Saved entries:
--------

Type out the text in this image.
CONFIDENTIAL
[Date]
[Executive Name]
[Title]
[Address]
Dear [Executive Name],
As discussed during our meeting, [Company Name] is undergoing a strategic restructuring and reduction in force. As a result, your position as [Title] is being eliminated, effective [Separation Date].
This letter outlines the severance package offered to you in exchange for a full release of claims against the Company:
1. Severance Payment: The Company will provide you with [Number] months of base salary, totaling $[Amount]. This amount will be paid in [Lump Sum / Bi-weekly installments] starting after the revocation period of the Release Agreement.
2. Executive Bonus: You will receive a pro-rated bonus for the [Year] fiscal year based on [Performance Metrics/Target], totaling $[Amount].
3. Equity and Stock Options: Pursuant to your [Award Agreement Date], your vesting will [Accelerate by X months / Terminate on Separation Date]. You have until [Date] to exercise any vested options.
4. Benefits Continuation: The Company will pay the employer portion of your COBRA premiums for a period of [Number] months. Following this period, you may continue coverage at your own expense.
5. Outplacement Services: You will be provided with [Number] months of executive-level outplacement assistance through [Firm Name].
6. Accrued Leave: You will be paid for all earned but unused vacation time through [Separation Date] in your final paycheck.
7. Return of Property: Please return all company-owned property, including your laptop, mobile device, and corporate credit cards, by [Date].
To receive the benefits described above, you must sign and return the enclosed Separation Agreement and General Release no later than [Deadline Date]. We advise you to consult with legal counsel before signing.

--------

TASK GOAL:
Extract the complete listing verbatim.

EXERCISE SOLUTION:
Type out the text in this image.
CONFIDENTIAL
[Date]
[Executive Name]
[Title]
[Address]
Dear [Executive Name],
As discussed during our meeting, [Company Name] is undergoing a strategic restructuring and reduction in force. As a result, your position as [Title] is being eliminated, effective [Separation Date].
This letter outlines the severance package offered to you in exchange for a full release of claims against the Company:
1. Severance Payment: The Company will provide you with [Number] months of base salary, totaling $[Amount]. This amount will be paid in [Lump Sum / Bi-weekly installments] starting after the revocation period of the Release Agreement.
2. Executive Bonus: You will receive a pro-rated bonus for the [Year] fiscal year based on [Performance Metrics/Target], totaling $[Amount].
3. Equity and Stock Options: Pursuant to your [Award Agreement Date], your vesting will [Accelerate by X months / Terminate on Separation Date]. You have until [Date] to exercise any vested options.
4. Benefits Continuation: The Company will pay the employer portion of your COBRA premiums for a period of [Number] months. Following this period, you may continue coverage at your own expense.
5. Outplacement Services: You will be provided with [Number] months of executive-level outplacement assistance through [Firm Name].
6. Accrued Leave: You will be paid for all earned but unused vacation time through [Separation Date] in your final paycheck.
7. Return of Property: Please return all company-owned property, including your laptop, mobile device, and corporate credit cards, by [Date].
To receive the benefits described above, you must sign and return the enclosed Separation Agreement and General Release no later than [Deadline Date]. We advise you to consult with legal counsel before signing.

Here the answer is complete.